■ STATED GOAL:
Skip the pictures. Repeat everything else in the records word for word.

■ DATASET RECORDS:
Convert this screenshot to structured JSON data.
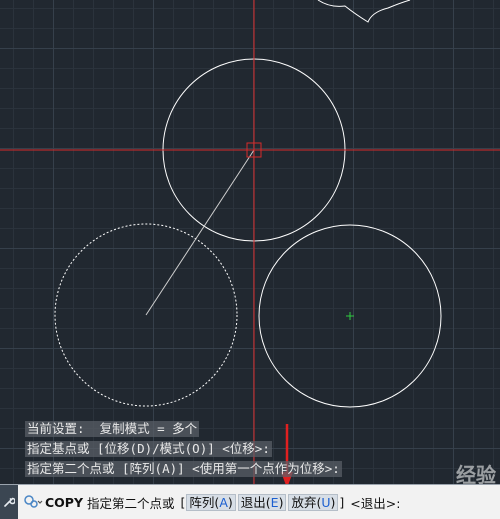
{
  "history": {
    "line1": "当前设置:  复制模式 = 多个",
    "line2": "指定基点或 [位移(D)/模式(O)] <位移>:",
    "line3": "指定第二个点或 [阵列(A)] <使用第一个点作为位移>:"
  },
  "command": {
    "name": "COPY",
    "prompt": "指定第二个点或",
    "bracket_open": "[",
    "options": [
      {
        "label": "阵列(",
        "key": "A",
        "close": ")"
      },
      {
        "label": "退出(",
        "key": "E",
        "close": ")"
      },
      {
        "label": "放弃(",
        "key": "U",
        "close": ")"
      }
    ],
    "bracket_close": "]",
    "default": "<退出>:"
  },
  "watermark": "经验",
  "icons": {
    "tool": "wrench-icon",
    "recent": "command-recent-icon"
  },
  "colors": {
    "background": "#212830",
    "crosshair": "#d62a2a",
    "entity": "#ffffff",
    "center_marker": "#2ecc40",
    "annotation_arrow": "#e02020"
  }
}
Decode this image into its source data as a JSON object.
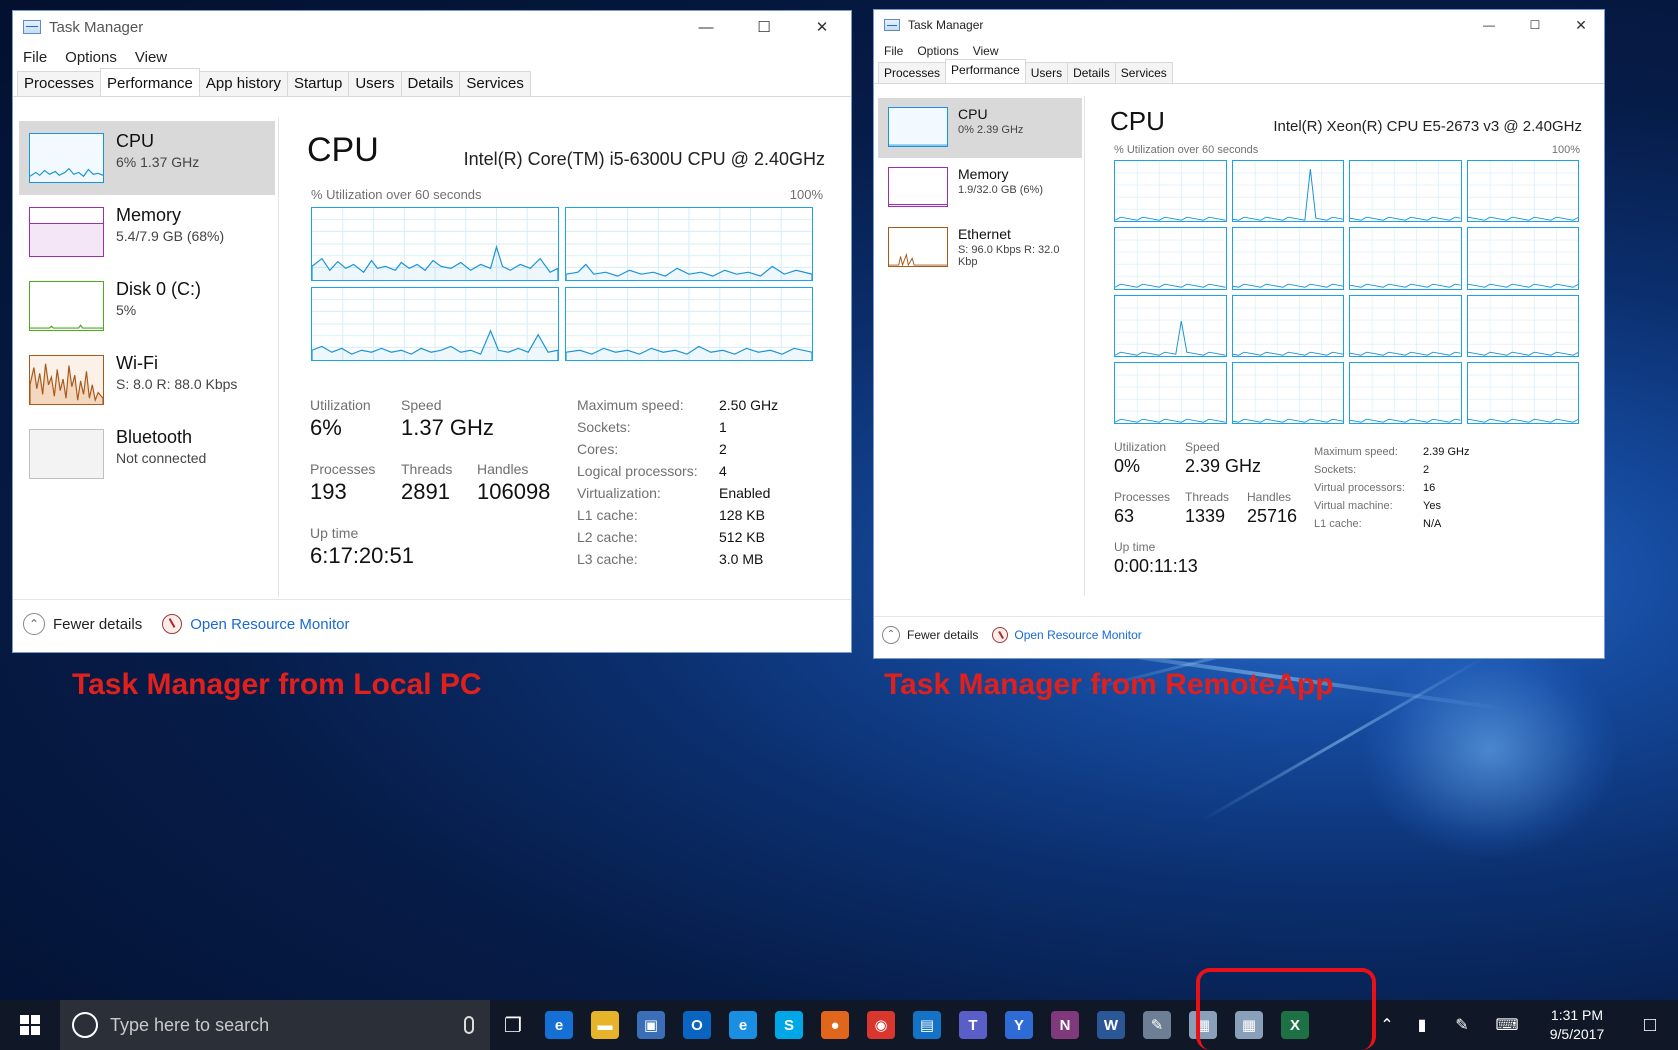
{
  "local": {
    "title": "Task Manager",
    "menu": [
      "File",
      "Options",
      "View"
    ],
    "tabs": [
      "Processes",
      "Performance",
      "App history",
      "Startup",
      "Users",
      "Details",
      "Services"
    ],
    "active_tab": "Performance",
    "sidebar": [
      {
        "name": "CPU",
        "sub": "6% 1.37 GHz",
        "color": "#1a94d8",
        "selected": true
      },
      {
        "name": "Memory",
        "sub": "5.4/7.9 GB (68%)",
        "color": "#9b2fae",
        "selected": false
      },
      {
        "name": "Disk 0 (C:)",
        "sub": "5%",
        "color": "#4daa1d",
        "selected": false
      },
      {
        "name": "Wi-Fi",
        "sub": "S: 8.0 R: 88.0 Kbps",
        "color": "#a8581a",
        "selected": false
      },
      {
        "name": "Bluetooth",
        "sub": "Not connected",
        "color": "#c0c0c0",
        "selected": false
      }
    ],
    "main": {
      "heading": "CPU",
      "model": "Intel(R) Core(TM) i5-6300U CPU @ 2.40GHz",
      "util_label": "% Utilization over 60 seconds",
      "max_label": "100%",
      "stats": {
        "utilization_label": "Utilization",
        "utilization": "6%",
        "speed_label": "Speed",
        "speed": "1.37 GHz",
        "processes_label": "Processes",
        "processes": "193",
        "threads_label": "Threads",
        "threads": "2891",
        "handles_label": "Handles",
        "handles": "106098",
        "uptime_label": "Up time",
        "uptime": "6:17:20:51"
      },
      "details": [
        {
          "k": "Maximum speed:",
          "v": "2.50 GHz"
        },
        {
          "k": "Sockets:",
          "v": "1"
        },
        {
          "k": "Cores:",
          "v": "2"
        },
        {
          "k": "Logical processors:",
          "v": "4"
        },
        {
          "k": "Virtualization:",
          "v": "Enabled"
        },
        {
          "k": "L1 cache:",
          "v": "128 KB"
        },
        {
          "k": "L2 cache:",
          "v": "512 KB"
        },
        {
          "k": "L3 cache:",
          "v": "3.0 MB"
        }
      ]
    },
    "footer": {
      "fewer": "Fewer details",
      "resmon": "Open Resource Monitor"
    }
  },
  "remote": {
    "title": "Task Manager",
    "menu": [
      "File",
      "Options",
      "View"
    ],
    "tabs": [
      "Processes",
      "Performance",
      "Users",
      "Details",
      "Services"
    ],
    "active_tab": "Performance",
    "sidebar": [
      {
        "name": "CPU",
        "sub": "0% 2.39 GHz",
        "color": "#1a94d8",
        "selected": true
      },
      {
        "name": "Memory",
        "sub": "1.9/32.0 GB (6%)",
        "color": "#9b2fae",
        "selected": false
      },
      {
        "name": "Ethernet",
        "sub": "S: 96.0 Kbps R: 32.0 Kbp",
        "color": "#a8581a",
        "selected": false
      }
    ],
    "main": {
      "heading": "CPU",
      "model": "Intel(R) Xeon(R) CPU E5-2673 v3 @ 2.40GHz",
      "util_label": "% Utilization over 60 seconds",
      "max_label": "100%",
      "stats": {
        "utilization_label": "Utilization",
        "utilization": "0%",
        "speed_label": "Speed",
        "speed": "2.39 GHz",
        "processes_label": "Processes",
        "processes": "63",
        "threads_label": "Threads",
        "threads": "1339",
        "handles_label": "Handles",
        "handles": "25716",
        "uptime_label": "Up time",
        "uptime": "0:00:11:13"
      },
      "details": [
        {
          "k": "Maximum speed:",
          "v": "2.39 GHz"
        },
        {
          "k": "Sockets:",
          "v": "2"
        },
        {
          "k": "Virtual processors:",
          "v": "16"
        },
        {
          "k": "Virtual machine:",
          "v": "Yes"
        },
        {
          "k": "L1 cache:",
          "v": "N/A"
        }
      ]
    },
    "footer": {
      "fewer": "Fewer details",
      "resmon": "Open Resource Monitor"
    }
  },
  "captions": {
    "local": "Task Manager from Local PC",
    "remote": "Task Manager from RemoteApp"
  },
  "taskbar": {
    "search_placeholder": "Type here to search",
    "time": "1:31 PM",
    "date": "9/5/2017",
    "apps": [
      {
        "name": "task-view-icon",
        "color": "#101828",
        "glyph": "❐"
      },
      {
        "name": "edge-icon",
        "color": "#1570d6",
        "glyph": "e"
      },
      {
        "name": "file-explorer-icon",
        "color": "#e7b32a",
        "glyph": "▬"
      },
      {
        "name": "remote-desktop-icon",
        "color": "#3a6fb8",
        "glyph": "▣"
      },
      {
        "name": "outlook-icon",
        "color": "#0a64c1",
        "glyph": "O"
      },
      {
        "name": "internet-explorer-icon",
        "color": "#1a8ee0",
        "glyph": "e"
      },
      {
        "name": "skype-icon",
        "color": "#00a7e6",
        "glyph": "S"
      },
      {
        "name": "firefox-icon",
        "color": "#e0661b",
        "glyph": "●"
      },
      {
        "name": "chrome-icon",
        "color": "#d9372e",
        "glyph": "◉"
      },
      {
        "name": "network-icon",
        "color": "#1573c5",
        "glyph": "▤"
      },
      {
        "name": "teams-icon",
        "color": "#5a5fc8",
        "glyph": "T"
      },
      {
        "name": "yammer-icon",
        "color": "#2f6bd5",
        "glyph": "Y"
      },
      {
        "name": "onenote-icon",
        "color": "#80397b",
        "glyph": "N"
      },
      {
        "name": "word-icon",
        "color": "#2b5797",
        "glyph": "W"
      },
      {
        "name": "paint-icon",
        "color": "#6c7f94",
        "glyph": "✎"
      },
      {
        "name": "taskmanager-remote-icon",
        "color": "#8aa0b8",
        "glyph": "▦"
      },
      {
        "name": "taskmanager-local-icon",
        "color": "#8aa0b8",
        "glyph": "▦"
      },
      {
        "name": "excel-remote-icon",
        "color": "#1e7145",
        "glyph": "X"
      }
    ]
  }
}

■ COMPLETE ANSWER:
Convert this screenshot to structured JSON data.
{
  "history": {
    "line1": "当前设置:  复制模式 = 多个",
    "line2": "指定基点或 [位移(D)/模式(O)] <位移>:",
    "line3": "指定第二个点或 [阵列(A)] <使用第一个点作为位移>:"
  },
  "command": {
    "name": "COPY",
    "prompt": "指定第二个点或",
    "bracket_open": "[",
    "options": [
      {
        "label": "阵列(",
        "key": "A",
        "close": ")"
      },
      {
        "label": "退出(",
        "key": "E",
        "close": ")"
      },
      {
        "label": "放弃(",
        "key": "U",
        "close": ")"
      }
    ],
    "bracket_close": "]",
    "default": "<退出>:"
  },
  "watermark": "经验",
  "icons": {
    "tool": "wrench-icon",
    "recent": "command-recent-icon"
  },
  "colors": {
    "background": "#212830",
    "crosshair": "#d62a2a",
    "entity": "#ffffff",
    "center_marker": "#2ecc40",
    "annotation_arrow": "#e02020"
  }
}
Decode this image into its source data as a JSON object.
{
  "local": {
    "title": "Task Manager",
    "menu": [
      "File",
      "Options",
      "View"
    ],
    "tabs": [
      "Processes",
      "Performance",
      "App history",
      "Startup",
      "Users",
      "Details",
      "Services"
    ],
    "active_tab": "Performance",
    "sidebar": [
      {
        "name": "CPU",
        "sub": "6% 1.37 GHz",
        "color": "#1a94d8",
        "selected": true
      },
      {
        "name": "Memory",
        "sub": "5.4/7.9 GB (68%)",
        "color": "#9b2fae",
        "selected": false
      },
      {
        "name": "Disk 0 (C:)",
        "sub": "5%",
        "color": "#4daa1d",
        "selected": false
      },
      {
        "name": "Wi-Fi",
        "sub": "S: 8.0 R: 88.0 Kbps",
        "color": "#a8581a",
        "selected": false
      },
      {
        "name": "Bluetooth",
        "sub": "Not connected",
        "color": "#c0c0c0",
        "selected": false
      }
    ],
    "main": {
      "heading": "CPU",
      "model": "Intel(R) Core(TM) i5-6300U CPU @ 2.40GHz",
      "util_label": "% Utilization over 60 seconds",
      "max_label": "100%",
      "stats": {
        "utilization_label": "Utilization",
        "utilization": "6%",
        "speed_label": "Speed",
        "speed": "1.37 GHz",
        "processes_label": "Processes",
        "processes": "193",
        "threads_label": "Threads",
        "threads": "2891",
        "handles_label": "Handles",
        "handles": "106098",
        "uptime_label": "Up time",
        "uptime": "6:17:20:51"
      },
      "details": [
        {
          "k": "Maximum speed:",
          "v": "2.50 GHz"
        },
        {
          "k": "Sockets:",
          "v": "1"
        },
        {
          "k": "Cores:",
          "v": "2"
        },
        {
          "k": "Logical processors:",
          "v": "4"
        },
        {
          "k": "Virtualization:",
          "v": "Enabled"
        },
        {
          "k": "L1 cache:",
          "v": "128 KB"
        },
        {
          "k": "L2 cache:",
          "v": "512 KB"
        },
        {
          "k": "L3 cache:",
          "v": "3.0 MB"
        }
      ]
    },
    "footer": {
      "fewer": "Fewer details",
      "resmon": "Open Resource Monitor"
    }
  },
  "remote": {
    "title": "Task Manager",
    "menu": [
      "File",
      "Options",
      "View"
    ],
    "tabs": [
      "Processes",
      "Performance",
      "Users",
      "Details",
      "Services"
    ],
    "active_tab": "Performance",
    "sidebar": [
      {
        "name": "CPU",
        "sub": "0% 2.39 GHz",
        "color": "#1a94d8",
        "selected": true
      },
      {
        "name": "Memory",
        "sub": "1.9/32.0 GB (6%)",
        "color": "#9b2fae",
        "selected": false
      },
      {
        "name": "Ethernet",
        "sub": "S: 96.0 Kbps R: 32.0 Kbp",
        "color": "#a8581a",
        "selected": false
      }
    ],
    "main": {
      "heading": "CPU",
      "model": "Intel(R) Xeon(R) CPU E5-2673 v3 @ 2.40GHz",
      "util_label": "% Utilization over 60 seconds",
      "max_label": "100%",
      "stats": {
        "utilization_label": "Utilization",
        "utilization": "0%",
        "speed_label": "Speed",
        "speed": "2.39 GHz",
        "processes_label": "Processes",
        "processes": "63",
        "threads_label": "Threads",
        "threads": "1339",
        "handles_label": "Handles",
        "handles": "25716",
        "uptime_label": "Up time",
        "uptime": "0:00:11:13"
      },
      "details": [
        {
          "k": "Maximum speed:",
          "v": "2.39 GHz"
        },
        {
          "k": "Sockets:",
          "v": "2"
        },
        {
          "k": "Virtual processors:",
          "v": "16"
        },
        {
          "k": "Virtual machine:",
          "v": "Yes"
        },
        {
          "k": "L1 cache:",
          "v": "N/A"
        }
      ]
    },
    "footer": {
      "fewer": "Fewer details",
      "resmon": "Open Resource Monitor"
    }
  },
  "captions": {
    "local": "Task Manager from Local PC",
    "remote": "Task Manager from RemoteApp"
  },
  "taskbar": {
    "search_placeholder": "Type here to search",
    "time": "1:31 PM",
    "date": "9/5/2017",
    "apps": [
      {
        "name": "task-view-icon",
        "color": "#101828",
        "glyph": "❐"
      },
      {
        "name": "edge-icon",
        "color": "#1570d6",
        "glyph": "e"
      },
      {
        "name": "file-explorer-icon",
        "color": "#e7b32a",
        "glyph": "▬"
      },
      {
        "name": "remote-desktop-icon",
        "color": "#3a6fb8",
        "glyph": "▣"
      },
      {
        "name": "outlook-icon",
        "color": "#0a64c1",
        "glyph": "O"
      },
      {
        "name": "internet-explorer-icon",
        "color": "#1a8ee0",
        "glyph": "e"
      },
      {
        "name": "skype-icon",
        "color": "#00a7e6",
        "glyph": "S"
      },
      {
        "name": "firefox-icon",
        "color": "#e0661b",
        "glyph": "●"
      },
      {
        "name": "chrome-icon",
        "color": "#d9372e",
        "glyph": "◉"
      },
      {
        "name": "network-icon",
        "color": "#1573c5",
        "glyph": "▤"
      },
      {
        "name": "teams-icon",
        "color": "#5a5fc8",
        "glyph": "T"
      },
      {
        "name": "yammer-icon",
        "color": "#2f6bd5",
        "glyph": "Y"
      },
      {
        "name": "onenote-icon",
        "color": "#80397b",
        "glyph": "N"
      },
      {
        "name": "word-icon",
        "color": "#2b5797",
        "glyph": "W"
      },
      {
        "name": "paint-icon",
        "color": "#6c7f94",
        "glyph": "✎"
      },
      {
        "name": "taskmanager-remote-icon",
        "color": "#8aa0b8",
        "glyph": "▦"
      },
      {
        "name": "taskmanager-local-icon",
        "color": "#8aa0b8",
        "glyph": "▦"
      },
      {
        "name": "excel-remote-icon",
        "color": "#1e7145",
        "glyph": "X"
      }
    ]
  }
}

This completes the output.